__Goal of the exercise__. Look through the records that follow. Copy every line containing the word "ylabel".

__Records to process__.

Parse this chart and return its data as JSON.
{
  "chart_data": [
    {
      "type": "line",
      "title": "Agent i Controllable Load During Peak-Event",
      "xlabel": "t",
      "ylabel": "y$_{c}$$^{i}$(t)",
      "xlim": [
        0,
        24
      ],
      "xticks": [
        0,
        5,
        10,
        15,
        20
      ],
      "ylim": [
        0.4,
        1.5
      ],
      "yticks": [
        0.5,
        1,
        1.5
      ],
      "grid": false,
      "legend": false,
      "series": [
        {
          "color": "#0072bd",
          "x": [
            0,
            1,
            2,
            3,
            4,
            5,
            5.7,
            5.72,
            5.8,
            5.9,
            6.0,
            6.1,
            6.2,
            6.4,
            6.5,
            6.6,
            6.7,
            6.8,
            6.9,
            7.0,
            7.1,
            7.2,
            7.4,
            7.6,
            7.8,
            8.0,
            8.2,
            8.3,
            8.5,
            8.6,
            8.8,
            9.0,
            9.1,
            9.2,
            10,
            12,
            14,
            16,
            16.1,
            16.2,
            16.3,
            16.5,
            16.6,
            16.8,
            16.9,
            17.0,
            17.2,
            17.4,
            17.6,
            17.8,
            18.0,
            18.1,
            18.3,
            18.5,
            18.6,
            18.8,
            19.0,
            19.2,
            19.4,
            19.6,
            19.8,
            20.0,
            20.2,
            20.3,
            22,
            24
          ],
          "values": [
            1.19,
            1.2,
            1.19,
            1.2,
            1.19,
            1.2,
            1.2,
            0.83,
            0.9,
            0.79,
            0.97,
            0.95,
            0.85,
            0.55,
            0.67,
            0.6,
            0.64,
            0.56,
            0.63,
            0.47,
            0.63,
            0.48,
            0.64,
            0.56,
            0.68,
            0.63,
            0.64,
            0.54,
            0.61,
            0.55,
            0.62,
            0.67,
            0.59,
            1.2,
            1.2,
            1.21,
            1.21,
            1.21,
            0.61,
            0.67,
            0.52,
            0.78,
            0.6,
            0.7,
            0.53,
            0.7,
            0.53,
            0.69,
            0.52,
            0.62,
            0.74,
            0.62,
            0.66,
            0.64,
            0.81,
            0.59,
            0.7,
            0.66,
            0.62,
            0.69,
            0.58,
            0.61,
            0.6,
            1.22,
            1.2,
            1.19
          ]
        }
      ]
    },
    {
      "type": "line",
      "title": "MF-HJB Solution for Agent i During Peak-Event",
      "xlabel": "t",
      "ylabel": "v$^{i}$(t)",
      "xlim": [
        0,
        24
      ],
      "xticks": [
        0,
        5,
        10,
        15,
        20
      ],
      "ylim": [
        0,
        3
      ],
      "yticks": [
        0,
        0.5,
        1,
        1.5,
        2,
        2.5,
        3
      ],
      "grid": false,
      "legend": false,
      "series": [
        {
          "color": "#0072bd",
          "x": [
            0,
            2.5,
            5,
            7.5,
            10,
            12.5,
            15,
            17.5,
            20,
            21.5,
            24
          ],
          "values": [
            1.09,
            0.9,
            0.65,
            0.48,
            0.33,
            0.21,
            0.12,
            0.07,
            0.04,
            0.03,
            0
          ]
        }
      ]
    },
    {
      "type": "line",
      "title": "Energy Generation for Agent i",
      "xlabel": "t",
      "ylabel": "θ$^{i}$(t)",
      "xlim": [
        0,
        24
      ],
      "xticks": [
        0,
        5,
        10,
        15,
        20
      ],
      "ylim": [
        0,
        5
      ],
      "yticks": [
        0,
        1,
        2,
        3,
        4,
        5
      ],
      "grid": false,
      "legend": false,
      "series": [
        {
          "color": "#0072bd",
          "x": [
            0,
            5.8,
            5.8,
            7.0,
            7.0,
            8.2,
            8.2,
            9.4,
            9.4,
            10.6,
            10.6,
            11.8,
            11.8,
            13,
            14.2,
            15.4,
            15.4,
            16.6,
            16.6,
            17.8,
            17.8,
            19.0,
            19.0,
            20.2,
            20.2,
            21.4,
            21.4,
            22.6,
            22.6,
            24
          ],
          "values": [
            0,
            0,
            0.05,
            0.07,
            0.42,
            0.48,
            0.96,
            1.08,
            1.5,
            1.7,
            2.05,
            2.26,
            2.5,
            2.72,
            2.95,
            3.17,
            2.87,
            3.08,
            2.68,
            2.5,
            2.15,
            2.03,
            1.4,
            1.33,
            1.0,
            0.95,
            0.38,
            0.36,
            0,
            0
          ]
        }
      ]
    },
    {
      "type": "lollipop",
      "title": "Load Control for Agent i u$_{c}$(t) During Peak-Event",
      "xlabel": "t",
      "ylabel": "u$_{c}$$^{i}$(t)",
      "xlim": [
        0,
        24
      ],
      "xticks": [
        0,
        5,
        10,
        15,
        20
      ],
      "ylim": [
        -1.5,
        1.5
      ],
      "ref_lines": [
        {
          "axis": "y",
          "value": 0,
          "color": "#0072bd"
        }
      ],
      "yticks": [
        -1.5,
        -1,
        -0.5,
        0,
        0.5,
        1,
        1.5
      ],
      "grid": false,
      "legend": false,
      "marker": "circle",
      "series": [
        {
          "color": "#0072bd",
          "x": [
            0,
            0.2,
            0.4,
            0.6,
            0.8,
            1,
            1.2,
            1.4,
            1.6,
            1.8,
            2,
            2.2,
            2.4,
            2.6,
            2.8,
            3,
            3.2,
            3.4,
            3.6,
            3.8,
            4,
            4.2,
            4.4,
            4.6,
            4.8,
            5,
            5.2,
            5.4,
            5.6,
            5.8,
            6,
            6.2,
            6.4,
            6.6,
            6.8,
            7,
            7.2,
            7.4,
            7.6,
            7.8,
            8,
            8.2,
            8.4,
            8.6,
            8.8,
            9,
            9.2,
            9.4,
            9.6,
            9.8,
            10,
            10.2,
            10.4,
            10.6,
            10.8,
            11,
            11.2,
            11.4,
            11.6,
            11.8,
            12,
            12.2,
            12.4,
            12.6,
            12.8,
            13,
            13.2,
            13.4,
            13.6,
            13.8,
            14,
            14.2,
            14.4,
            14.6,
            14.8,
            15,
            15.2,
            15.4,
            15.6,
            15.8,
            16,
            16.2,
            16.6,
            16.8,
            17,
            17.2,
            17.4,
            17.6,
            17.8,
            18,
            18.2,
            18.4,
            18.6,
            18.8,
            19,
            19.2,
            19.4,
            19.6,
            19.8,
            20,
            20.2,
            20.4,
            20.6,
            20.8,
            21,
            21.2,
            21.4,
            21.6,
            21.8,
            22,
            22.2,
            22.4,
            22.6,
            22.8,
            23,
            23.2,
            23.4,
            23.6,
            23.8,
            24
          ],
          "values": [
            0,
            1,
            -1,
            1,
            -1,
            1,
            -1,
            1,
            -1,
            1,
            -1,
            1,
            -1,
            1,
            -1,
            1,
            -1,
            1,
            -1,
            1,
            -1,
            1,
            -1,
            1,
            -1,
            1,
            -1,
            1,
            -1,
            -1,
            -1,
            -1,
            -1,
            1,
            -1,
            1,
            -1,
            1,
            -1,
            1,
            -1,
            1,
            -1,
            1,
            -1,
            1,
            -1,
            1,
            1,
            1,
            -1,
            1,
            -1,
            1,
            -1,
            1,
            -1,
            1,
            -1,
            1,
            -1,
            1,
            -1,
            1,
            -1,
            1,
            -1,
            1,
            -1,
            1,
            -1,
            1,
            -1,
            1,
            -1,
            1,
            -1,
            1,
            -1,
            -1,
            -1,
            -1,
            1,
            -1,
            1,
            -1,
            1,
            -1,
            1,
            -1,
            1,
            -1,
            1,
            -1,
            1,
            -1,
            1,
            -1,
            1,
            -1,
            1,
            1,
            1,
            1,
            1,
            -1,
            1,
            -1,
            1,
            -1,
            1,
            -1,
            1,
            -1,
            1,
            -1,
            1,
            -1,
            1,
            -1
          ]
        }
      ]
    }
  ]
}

__Expected answer__.
      "ylabel": "y$_{c}$$^{i}$(t)",
      "ylabel": "v$^{i}$(t)",
      "ylabel": "θ$^{i}$(t)",
      "ylabel": "u$_{c}$$^{i}$(t)",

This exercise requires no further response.